### Instruction:
Give a verbatim quotation of every record.

### Data supplied:
====

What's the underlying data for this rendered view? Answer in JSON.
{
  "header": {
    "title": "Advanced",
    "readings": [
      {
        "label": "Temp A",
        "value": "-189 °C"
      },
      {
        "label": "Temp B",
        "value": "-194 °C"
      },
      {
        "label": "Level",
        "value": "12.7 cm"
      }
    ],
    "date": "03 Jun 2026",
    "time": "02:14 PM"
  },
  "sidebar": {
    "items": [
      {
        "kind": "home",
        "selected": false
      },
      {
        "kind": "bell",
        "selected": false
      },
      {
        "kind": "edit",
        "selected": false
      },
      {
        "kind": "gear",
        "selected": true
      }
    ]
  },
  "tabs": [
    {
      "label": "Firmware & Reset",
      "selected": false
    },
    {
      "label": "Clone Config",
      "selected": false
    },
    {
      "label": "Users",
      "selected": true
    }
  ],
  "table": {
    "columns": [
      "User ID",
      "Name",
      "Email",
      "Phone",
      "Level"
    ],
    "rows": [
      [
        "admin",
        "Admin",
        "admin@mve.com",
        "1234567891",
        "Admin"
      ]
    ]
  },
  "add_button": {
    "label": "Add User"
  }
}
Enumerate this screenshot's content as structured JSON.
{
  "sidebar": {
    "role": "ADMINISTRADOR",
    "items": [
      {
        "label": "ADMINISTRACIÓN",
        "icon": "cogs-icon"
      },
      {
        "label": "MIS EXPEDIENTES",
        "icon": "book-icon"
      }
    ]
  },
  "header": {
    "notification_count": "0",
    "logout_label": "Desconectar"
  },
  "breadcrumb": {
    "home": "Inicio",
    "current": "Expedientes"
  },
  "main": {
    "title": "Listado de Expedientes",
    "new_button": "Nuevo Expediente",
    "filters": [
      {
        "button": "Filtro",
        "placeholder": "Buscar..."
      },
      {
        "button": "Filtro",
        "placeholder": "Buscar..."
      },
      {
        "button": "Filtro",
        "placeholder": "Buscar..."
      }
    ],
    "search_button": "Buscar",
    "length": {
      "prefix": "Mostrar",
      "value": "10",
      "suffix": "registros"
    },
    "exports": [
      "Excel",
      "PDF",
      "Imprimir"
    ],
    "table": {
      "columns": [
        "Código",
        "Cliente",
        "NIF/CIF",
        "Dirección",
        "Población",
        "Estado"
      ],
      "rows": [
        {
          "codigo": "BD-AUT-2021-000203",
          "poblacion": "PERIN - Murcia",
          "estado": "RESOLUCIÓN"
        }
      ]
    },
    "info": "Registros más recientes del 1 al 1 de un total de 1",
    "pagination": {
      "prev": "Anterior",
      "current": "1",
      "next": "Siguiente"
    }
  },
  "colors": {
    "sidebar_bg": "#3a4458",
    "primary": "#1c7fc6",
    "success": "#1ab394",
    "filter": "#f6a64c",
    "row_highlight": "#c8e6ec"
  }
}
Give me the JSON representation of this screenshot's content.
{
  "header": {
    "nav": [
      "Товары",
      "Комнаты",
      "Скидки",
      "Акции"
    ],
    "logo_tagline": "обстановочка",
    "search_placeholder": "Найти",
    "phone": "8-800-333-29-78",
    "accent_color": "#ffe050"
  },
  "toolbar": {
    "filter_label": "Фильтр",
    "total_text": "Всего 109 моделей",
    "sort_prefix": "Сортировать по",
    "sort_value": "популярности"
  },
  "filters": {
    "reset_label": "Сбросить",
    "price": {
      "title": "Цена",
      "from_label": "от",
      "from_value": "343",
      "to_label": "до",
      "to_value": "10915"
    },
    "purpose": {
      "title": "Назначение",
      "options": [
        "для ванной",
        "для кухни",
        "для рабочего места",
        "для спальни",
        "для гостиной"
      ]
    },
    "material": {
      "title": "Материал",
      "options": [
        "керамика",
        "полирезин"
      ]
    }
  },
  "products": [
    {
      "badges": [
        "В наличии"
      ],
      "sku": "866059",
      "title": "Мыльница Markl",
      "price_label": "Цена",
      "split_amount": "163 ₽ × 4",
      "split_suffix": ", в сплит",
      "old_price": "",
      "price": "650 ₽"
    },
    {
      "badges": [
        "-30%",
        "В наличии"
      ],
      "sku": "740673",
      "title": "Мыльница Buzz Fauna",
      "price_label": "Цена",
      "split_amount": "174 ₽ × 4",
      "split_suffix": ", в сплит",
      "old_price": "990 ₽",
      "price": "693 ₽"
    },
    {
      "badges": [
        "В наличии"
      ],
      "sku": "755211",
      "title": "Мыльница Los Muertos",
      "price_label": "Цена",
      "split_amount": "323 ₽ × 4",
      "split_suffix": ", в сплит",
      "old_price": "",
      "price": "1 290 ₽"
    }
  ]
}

====

### Output of the task:
What's the underlying data for this rendered view? Answer in JSON.
{
  "header": {
    "title": "Advanced",
    "readings": [
      {
        "label": "Temp A",
        "value": "-189 °C"
      },
      {
        "label": "Temp B",
        "value": "-194 °C"
      },
      {
        "label": "Level",
        "value": "12.7 cm"
      }
    ],
    "date": "03 Jun 2026",
    "time": "02:14 PM"
  },
  "sidebar": {
    "items": [
      {
        "kind": "home",
        "selected": false
      },
      {
        "kind": "bell",
        "selected": false
      },
      {
        "kind": "edit",
        "selected": false
      },
      {
        "kind": "gear",
        "selected": true
      }
    ]
  },
  "tabs": [
    {
      "label": "Firmware & Reset",
      "selected": false
    },
    {
      "label": "Clone Config",
      "selected": false
    },
    {
      "label": "Users",
      "selected": true
    }
  ],
  "table": {
    "columns": [
      "User ID",
      "Name",
      "Email",
      "Phone",
      "Level"
    ],
    "rows": [
      [
        "admin",
        "Admin",
        "admin@mve.com",
        "1234567891",
        "Admin"
      ]
    ]
  },
  "add_button": {
    "label": "Add User"
  }
}
Enumerate this screenshot's content as structured JSON.
{
  "sidebar": {
    "role": "ADMINISTRADOR",
    "items": [
      {
        "label": "ADMINISTRACIÓN",
        "icon": "cogs-icon"
      },
      {
        "label": "MIS EXPEDIENTES",
        "icon": "book-icon"
      }
    ]
  },
  "header": {
    "notification_count": "0",
    "logout_label": "Desconectar"
  },
  "breadcrumb": {
    "home": "Inicio",
    "current": "Expedientes"
  },
  "main": {
    "title": "Listado de Expedientes",
    "new_button": "Nuevo Expediente",
    "filters": [
      {
        "button": "Filtro",
        "placeholder": "Buscar..."
      },
      {
        "button": "Filtro",
        "placeholder": "Buscar..."
      },
      {
        "button": "Filtro",
        "placeholder": "Buscar..."
      }
    ],
    "search_button": "Buscar",
    "length": {
      "prefix": "Mostrar",
      "value": "10",
      "suffix": "registros"
    },
    "exports": [
      "Excel",
      "PDF",
      "Imprimir"
    ],
    "table": {
      "columns": [
        "Código",
        "Cliente",
        "NIF/CIF",
        "Dirección",
        "Población",
        "Estado"
      ],
      "rows": [
        {
          "codigo": "BD-AUT-2021-000203",
          "poblacion": "PERIN - Murcia",
          "estado": "RESOLUCIÓN"
        }
      ]
    },
    "info": "Registros más recientes del 1 al 1 de un total de 1",
    "pagination": {
      "prev": "Anterior",
      "current": "1",
      "next": "Siguiente"
    }
  },
  "colors": {
    "sidebar_bg": "#3a4458",
    "primary": "#1c7fc6",
    "success": "#1ab394",
    "filter": "#f6a64c",
    "row_highlight": "#c8e6ec"
  }
}
Give me the JSON representation of this screenshot's content.
{
  "header": {
    "nav": [
      "Товары",
      "Комнаты",
      "Скидки",
      "Акции"
    ],
    "logo_tagline": "обстановочка",
    "search_placeholder": "Найти",
    "phone": "8-800-333-29-78",
    "accent_color": "#ffe050"
  },
  "toolbar": {
    "filter_label": "Фильтр",
    "total_text": "Всего 109 моделей",
    "sort_prefix": "Сортировать по",
    "sort_value": "популярности"
  },
  "filters": {
    "reset_label": "Сбросить",
    "price": {
      "title": "Цена",
      "from_label": "от",
      "from_value": "343",
      "to_label": "до",
      "to_value": "10915"
    },
    "purpose": {
      "title": "Назначение",
      "options": [
        "для ванной",
        "для кухни",
        "для рабочего места",
        "для спальни",
        "для гостиной"
      ]
    },
    "material": {
      "title": "Материал",
      "options": [
        "керамика",
        "полирезин"
      ]
    }
  },
  "products": [
    {
      "badges": [
        "В наличии"
      ],
      "sku": "866059",
      "title": "Мыльница Markl",
      "price_label": "Цена",
      "split_amount": "163 ₽ × 4",
      "split_suffix": ", в сплит",
      "old_price": "",
      "price": "650 ₽"
    },
    {
      "badges": [
        "-30%",
        "В наличии"
      ],
      "sku": "740673",
      "title": "Мыльница Buzz Fauna",
      "price_label": "Цена",
      "split_amount": "174 ₽ × 4",
      "split_suffix": ", в сплит",
      "old_price": "990 ₽",
      "price": "693 ₽"
    },
    {
      "badges": [
        "В наличии"
      ],
      "sku": "755211",
      "title": "Мыльница Los Muertos",
      "price_label": "Цена",
      "split_amount": "323 ₽ × 4",
      "split_suffix": ", в сплит",
      "old_price": "",
      "price": "1 290 ₽"
    }
  ]
}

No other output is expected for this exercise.